▸ **WORK INSTRUCTIONS**
Write each line out again exactly as written.

▸ **THE RECORDS**
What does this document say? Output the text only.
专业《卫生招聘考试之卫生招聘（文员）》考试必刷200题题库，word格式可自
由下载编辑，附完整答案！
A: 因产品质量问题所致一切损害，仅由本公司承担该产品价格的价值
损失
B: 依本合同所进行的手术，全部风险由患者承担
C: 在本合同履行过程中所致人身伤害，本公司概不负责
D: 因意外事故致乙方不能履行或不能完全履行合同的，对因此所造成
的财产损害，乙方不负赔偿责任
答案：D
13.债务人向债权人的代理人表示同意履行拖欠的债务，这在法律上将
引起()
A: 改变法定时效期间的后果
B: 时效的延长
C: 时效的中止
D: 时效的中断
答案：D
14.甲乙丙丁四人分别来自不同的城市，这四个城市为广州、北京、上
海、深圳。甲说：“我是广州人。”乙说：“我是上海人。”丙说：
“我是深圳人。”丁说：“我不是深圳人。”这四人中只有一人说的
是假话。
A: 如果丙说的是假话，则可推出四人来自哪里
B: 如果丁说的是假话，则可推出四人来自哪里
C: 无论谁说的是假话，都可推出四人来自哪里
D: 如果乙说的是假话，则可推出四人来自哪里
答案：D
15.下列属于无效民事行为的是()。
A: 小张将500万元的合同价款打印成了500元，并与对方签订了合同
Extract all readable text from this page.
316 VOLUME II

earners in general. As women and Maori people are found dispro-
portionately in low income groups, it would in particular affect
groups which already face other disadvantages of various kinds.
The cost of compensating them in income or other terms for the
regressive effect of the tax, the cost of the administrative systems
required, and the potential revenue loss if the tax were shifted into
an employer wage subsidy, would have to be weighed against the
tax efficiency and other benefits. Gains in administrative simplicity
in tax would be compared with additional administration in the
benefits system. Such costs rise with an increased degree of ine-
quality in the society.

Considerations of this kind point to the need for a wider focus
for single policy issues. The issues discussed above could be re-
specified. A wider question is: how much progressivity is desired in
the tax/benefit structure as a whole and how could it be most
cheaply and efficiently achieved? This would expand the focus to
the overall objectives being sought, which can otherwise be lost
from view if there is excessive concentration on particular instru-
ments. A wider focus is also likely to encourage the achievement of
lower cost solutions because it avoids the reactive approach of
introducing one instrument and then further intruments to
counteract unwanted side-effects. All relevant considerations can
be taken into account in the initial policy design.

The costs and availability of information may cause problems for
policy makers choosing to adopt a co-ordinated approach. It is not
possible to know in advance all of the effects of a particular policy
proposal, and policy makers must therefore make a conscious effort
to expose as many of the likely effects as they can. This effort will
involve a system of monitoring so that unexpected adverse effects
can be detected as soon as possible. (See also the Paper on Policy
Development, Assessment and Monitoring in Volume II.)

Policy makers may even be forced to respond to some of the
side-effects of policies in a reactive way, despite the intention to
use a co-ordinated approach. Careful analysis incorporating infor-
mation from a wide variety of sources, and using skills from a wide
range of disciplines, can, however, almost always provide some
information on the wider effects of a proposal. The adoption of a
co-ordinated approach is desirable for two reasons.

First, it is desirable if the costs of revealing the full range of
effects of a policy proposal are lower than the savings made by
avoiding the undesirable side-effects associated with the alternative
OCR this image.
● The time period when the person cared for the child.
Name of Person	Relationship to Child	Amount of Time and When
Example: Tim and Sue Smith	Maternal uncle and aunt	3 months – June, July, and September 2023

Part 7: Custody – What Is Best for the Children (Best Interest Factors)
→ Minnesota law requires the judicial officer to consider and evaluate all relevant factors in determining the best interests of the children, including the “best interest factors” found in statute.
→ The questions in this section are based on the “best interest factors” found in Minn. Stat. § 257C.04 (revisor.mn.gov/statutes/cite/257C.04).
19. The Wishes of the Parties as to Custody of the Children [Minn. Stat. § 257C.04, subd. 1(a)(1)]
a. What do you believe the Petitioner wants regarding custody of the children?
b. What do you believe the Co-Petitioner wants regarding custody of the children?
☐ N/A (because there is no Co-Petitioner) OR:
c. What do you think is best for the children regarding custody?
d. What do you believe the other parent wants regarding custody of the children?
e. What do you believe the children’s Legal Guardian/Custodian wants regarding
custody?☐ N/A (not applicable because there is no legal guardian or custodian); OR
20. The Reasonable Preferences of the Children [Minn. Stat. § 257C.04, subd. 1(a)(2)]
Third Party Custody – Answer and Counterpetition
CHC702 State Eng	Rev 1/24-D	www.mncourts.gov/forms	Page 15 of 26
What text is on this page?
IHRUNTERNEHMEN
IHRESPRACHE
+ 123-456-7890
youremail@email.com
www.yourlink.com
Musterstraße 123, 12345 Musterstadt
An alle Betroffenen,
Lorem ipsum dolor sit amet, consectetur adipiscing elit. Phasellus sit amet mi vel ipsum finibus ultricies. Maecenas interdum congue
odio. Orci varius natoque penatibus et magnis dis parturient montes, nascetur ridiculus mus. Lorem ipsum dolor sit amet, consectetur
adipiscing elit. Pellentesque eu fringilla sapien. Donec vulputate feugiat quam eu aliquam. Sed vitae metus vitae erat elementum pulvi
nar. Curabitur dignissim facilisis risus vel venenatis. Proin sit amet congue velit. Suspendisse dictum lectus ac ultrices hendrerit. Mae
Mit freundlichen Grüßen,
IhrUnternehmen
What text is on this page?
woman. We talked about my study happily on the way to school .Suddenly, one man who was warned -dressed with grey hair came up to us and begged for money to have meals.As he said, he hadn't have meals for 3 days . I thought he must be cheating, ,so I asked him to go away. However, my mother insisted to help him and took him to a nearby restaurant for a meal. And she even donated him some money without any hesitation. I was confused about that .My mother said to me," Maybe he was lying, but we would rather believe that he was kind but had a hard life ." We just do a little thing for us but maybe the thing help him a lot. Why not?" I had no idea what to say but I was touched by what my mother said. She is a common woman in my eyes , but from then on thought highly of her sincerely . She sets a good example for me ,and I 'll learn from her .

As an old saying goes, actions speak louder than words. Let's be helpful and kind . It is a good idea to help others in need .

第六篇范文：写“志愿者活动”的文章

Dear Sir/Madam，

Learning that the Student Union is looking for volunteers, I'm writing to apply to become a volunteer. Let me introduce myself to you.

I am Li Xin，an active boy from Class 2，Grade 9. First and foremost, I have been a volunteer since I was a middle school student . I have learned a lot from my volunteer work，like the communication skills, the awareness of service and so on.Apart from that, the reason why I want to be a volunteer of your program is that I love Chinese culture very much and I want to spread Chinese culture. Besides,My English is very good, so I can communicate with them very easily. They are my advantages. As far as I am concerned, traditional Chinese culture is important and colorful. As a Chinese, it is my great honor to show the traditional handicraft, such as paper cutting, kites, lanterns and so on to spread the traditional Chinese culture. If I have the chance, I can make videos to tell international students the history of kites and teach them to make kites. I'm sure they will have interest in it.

▸ **THE REPLY**
What does this document say? Output the text only.
专业《卫生招聘考试之卫生招聘（文员）》考试必刷200题题库，word格式可自
由下载编辑，附完整答案！
A: 因产品质量问题所致一切损害，仅由本公司承担该产品价格的价值
损失
B: 依本合同所进行的手术，全部风险由患者承担
C: 在本合同履行过程中所致人身伤害，本公司概不负责
D: 因意外事故致乙方不能履行或不能完全履行合同的，对因此所造成
的财产损害，乙方不负赔偿责任
答案：D
13.债务人向债权人的代理人表示同意履行拖欠的债务，这在法律上将
引起()
A: 改变法定时效期间的后果
B: 时效的延长
C: 时效的中止
D: 时效的中断
答案：D
14.甲乙丙丁四人分别来自不同的城市，这四个城市为广州、北京、上
海、深圳。甲说：“我是广州人。”乙说：“我是上海人。”丙说：
“我是深圳人。”丁说：“我不是深圳人。”这四人中只有一人说的
是假话。
A: 如果丙说的是假话，则可推出四人来自哪里
B: 如果丁说的是假话，则可推出四人来自哪里
C: 无论谁说的是假话，都可推出四人来自哪里
D: 如果乙说的是假话，则可推出四人来自哪里
答案：D
15.下列属于无效民事行为的是()。
A: 小张将500万元的合同价款打印成了500元，并与对方签订了合同
Extract all readable text from this page.
316 VOLUME II

earners in general. As women and Maori people are found dispro-
portionately in low income groups, it would in particular affect
groups which already face other disadvantages of various kinds.
The cost of compensating them in income or other terms for the
regressive effect of the tax, the cost of the administrative systems
required, and the potential revenue loss if the tax were shifted into
an employer wage subsidy, would have to be weighed against the
tax efficiency and other benefits. Gains in administrative simplicity
in tax would be compared with additional administration in the
benefits system. Such costs rise with an increased degree of ine-
quality in the society.

Considerations of this kind point to the need for a wider focus
for single policy issues. The issues discussed above could be re-
specified. A wider question is: how much progressivity is desired in
the tax/benefit structure as a whole and how could it be most
cheaply and efficiently achieved? This would expand the focus to
the overall objectives being sought, which can otherwise be lost
from view if there is excessive concentration on particular instru-
ments. A wider focus is also likely to encourage the achievement of
lower cost solutions because it avoids the reactive approach of
introducing one instrument and then further intruments to
counteract unwanted side-effects. All relevant considerations can
be taken into account in the initial policy design.

The costs and availability of information may cause problems for
policy makers choosing to adopt a co-ordinated approach. It is not
possible to know in advance all of the effects of a particular policy
proposal, and policy makers must therefore make a conscious effort
to expose as many of the likely effects as they can. This effort will
involve a system of monitoring so that unexpected adverse effects
can be detected as soon as possible. (See also the Paper on Policy
Development, Assessment and Monitoring in Volume II.)

Policy makers may even be forced to respond to some of the
side-effects of policies in a reactive way, despite the intention to
use a co-ordinated approach. Careful analysis incorporating infor-
mation from a wide variety of sources, and using skills from a wide
range of disciplines, can, however, almost always provide some
information on the wider effects of a proposal. The adoption of a
co-ordinated approach is desirable for two reasons.

First, it is desirable if the costs of revealing the full range of
effects of a policy proposal are lower than the savings made by
avoiding the undesirable side-effects associated with the alternative
OCR this image.
● The time period when the person cared for the child.
Name of Person	Relationship to Child	Amount of Time and When
Example: Tim and Sue Smith	Maternal uncle and aunt	3 months – June, July, and September 2023

Part 7: Custody – What Is Best for the Children (Best Interest Factors)
→ Minnesota law requires the judicial officer to consider and evaluate all relevant factors in determining the best interests of the children, including the “best interest factors” found in statute.
→ The questions in this section are based on the “best interest factors” found in Minn. Stat. § 257C.04 (revisor.mn.gov/statutes/cite/257C.04).
19. The Wishes of the Parties as to Custody of the Children [Minn. Stat. § 257C.04, subd. 1(a)(1)]
a. What do you believe the Petitioner wants regarding custody of the children?
b. What do you believe the Co-Petitioner wants regarding custody of the children?
☐ N/A (because there is no Co-Petitioner) OR:
c. What do you think is best for the children regarding custody?
d. What do you believe the other parent wants regarding custody of the children?
e. What do you believe the children’s Legal Guardian/Custodian wants regarding
custody?☐ N/A (not applicable because there is no legal guardian or custodian); OR
20. The Reasonable Preferences of the Children [Minn. Stat. § 257C.04, subd. 1(a)(2)]
Third Party Custody – Answer and Counterpetition
CHC702 State Eng	Rev 1/24-D	www.mncourts.gov/forms	Page 15 of 26
What text is on this page?
IHRUNTERNEHMEN
IHRESPRACHE
+ 123-456-7890
youremail@email.com
www.yourlink.com
Musterstraße 123, 12345 Musterstadt
An alle Betroffenen,
Lorem ipsum dolor sit amet, consectetur adipiscing elit. Phasellus sit amet mi vel ipsum finibus ultricies. Maecenas interdum congue
odio. Orci varius natoque penatibus et magnis dis parturient montes, nascetur ridiculus mus. Lorem ipsum dolor sit amet, consectetur
adipiscing elit. Pellentesque eu fringilla sapien. Donec vulputate feugiat quam eu aliquam. Sed vitae metus vitae erat elementum pulvi
nar. Curabitur dignissim facilisis risus vel venenatis. Proin sit amet congue velit. Suspendisse dictum lectus ac ultrices hendrerit. Mae
Mit freundlichen Grüßen,
IhrUnternehmen
What text is on this page?
woman. We talked about my study happily on the way to school .Suddenly, one man who was warned -dressed with grey hair came up to us and begged for money to have meals.As he said, he hadn't have meals for 3 days . I thought he must be cheating, ,so I asked him to go away. However, my mother insisted to help him and took him to a nearby restaurant for a meal. And she even donated him some money without any hesitation. I was confused about that .My mother said to me," Maybe he was lying, but we would rather believe that he was kind but had a hard life ." We just do a little thing for us but maybe the thing help him a lot. Why not?" I had no idea what to say but I was touched by what my mother said. She is a common woman in my eyes , but from then on thought highly of her sincerely . She sets a good example for me ,and I 'll learn from her .

As an old saying goes, actions speak louder than words. Let's be helpful and kind . It is a good idea to help others in need .

第六篇范文：写“志愿者活动”的文章

Dear Sir/Madam，

Learning that the Student Union is looking for volunteers, I'm writing to apply to become a volunteer. Let me introduce myself to you.

I am Li Xin，an active boy from Class 2，Grade 9. First and foremost, I have been a volunteer since I was a middle school student . I have learned a lot from my volunteer work，like the communication skills, the awareness of service and so on.Apart from that, the reason why I want to be a volunteer of your program is that I love Chinese culture very much and I want to spread Chinese culture. Besides,My English is very good, so I can communicate with them very easily. They are my advantages. As far as I am concerned, traditional Chinese culture is important and colorful. As a Chinese, it is my great honor to show the traditional handicraft, such as paper cutting, kites, lanterns and so on to spread the traditional Chinese culture. If I have the chance, I can make videos to tell international students the history of kites and teach them to make kites. I'm sure they will have interest in it.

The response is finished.